• **Aim of the exercise**
Only the lines holding the string "nibyo" are needed. Copy each one.

• **Exercise data**
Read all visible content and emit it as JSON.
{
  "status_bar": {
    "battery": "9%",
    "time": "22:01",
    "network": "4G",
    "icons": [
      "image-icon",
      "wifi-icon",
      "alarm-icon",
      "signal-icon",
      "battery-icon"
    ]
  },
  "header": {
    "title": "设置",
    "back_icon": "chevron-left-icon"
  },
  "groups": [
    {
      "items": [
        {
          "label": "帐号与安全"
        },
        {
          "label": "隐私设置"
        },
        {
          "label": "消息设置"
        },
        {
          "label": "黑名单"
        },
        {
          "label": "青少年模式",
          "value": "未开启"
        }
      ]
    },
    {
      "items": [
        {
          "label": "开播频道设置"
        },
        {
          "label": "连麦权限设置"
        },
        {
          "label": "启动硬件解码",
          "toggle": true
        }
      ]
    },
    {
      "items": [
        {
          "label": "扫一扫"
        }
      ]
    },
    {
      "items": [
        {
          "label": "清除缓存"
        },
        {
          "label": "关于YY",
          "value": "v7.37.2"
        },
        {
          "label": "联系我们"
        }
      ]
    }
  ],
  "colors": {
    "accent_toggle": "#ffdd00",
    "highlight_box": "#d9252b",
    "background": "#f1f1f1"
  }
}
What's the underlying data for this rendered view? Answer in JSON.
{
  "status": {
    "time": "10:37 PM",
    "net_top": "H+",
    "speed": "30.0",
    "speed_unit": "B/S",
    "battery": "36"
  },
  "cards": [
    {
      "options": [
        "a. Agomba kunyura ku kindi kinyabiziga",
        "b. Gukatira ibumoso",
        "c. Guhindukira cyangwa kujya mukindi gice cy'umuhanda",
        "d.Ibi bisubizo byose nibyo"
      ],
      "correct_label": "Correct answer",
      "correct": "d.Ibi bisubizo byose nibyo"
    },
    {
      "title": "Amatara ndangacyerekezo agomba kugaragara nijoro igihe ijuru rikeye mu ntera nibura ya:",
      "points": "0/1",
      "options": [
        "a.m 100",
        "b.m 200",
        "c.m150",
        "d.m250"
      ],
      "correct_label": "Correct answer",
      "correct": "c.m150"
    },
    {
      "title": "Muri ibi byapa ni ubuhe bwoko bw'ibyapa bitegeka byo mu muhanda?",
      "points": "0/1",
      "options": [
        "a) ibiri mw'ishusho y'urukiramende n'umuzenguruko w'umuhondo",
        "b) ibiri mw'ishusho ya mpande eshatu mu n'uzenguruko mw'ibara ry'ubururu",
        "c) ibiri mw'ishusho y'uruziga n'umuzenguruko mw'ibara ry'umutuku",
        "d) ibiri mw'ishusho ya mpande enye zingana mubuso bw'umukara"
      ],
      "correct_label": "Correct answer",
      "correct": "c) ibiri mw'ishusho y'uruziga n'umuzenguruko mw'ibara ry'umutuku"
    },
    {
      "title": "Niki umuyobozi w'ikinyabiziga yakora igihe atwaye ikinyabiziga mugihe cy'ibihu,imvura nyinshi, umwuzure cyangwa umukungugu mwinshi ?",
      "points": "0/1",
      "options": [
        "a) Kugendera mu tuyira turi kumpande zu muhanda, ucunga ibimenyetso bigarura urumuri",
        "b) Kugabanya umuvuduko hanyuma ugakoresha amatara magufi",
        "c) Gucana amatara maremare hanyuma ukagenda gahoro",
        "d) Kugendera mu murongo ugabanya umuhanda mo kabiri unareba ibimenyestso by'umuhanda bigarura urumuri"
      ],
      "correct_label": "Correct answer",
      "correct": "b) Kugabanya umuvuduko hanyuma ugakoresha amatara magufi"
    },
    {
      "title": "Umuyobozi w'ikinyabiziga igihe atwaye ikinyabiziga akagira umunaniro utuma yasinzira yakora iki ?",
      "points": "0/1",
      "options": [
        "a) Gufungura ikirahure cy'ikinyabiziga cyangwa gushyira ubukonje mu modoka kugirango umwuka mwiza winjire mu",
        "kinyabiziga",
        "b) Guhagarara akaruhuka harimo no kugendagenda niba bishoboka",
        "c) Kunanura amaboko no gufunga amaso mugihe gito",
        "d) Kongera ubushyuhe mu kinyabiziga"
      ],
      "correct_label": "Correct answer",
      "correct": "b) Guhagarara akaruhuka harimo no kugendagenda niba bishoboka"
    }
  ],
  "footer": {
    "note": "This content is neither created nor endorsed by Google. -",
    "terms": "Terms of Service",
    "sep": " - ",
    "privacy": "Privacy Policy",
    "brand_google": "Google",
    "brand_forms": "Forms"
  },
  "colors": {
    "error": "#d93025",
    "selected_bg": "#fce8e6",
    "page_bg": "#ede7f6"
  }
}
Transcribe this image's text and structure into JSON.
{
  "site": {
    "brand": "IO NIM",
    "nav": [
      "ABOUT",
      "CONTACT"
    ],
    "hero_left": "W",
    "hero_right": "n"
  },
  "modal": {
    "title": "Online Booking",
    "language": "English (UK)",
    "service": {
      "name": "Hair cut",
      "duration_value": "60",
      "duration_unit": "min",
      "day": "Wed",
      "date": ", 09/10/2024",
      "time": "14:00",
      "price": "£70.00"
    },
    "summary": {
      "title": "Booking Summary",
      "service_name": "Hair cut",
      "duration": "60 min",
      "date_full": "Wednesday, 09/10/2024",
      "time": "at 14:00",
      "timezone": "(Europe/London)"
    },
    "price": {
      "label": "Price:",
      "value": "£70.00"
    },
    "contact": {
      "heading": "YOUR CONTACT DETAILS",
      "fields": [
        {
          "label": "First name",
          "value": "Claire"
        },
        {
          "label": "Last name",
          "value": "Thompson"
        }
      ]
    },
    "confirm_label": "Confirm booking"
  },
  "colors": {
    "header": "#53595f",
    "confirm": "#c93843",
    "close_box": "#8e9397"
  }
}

• **Correct result**
        "d.Ibi bisubizo byose nibyo"
      "correct": "d.Ibi bisubizo byose nibyo"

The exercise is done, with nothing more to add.